--- start Data rows ---

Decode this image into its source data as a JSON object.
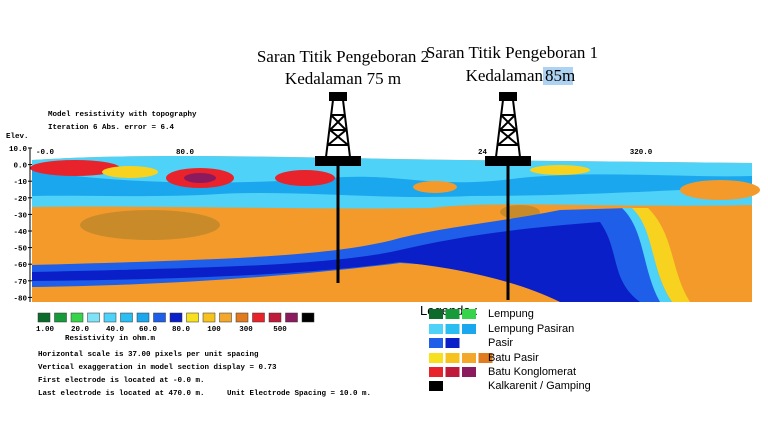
{
  "annotations": [
    {
      "title": "Saran Titik Pengeboran 2",
      "depth_label": "Kedalaman 75 m"
    },
    {
      "title": "Saran Titik Pengeboran 1",
      "depth_label": "Kedalaman",
      "depth_value": "85m"
    }
  ],
  "section": {
    "title": "Model resistivity with topography",
    "iteration": "Iteration 6 Abs. error = 6.4",
    "y_axis_label": "Elev.",
    "x_ticks": [
      "-0.0",
      "80.0",
      "24",
      "320.0"
    ],
    "y_ticks": [
      "10.0",
      "0.0",
      "-10",
      "-20",
      "-30",
      "-40",
      "-50",
      "-60",
      "-70",
      "-80"
    ]
  },
  "color_scale": {
    "labels": [
      "1.00",
      "20.0",
      "40.0",
      "60.0",
      "80.0",
      "100",
      "300",
      "500"
    ],
    "caption": "Resistivity in ohm.m"
  },
  "notes": [
    "Horizontal scale is 37.00 pixels per unit spacing",
    "Vertical exaggeration in model section display = 0.73",
    "First electrode is located at -0.0 m.",
    "Last electrode is located at 470.0 m.     Unit Electrode Spacing = 10.0 m."
  ],
  "legend": {
    "title": "Legenda :",
    "items": [
      "Lempung",
      "Lempung Pasiran",
      "Pasir",
      "Batu Pasir",
      "Batu Konglomerat",
      "Kalkarenit / Gamping"
    ]
  }
}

--- end Data rows ---

# Stated goal
Transcribe the listing above verbatim. Omit the pictures.

# Exercise response
Decode this image into its source data as a JSON object.
{
  "annotations": [
    {
      "title": "Saran Titik Pengeboran 2",
      "depth_label": "Kedalaman 75 m"
    },
    {
      "title": "Saran Titik Pengeboran 1",
      "depth_label": "Kedalaman",
      "depth_value": "85m"
    }
  ],
  "section": {
    "title": "Model resistivity with topography",
    "iteration": "Iteration 6 Abs. error = 6.4",
    "y_axis_label": "Elev.",
    "x_ticks": [
      "-0.0",
      "80.0",
      "24",
      "320.0"
    ],
    "y_ticks": [
      "10.0",
      "0.0",
      "-10",
      "-20",
      "-30",
      "-40",
      "-50",
      "-60",
      "-70",
      "-80"
    ]
  },
  "color_scale": {
    "labels": [
      "1.00",
      "20.0",
      "40.0",
      "60.0",
      "80.0",
      "100",
      "300",
      "500"
    ],
    "caption": "Resistivity in ohm.m"
  },
  "notes": [
    "Horizontal scale is 37.00 pixels per unit spacing",
    "Vertical exaggeration in model section display = 0.73",
    "First electrode is located at -0.0 m.",
    "Last electrode is located at 470.0 m.     Unit Electrode Spacing = 10.0 m."
  ],
  "legend": {
    "title": "Legenda :",
    "items": [
      "Lempung",
      "Lempung Pasiran",
      "Pasir",
      "Batu Pasir",
      "Batu Konglomerat",
      "Kalkarenit / Gamping"
    ]
  }
}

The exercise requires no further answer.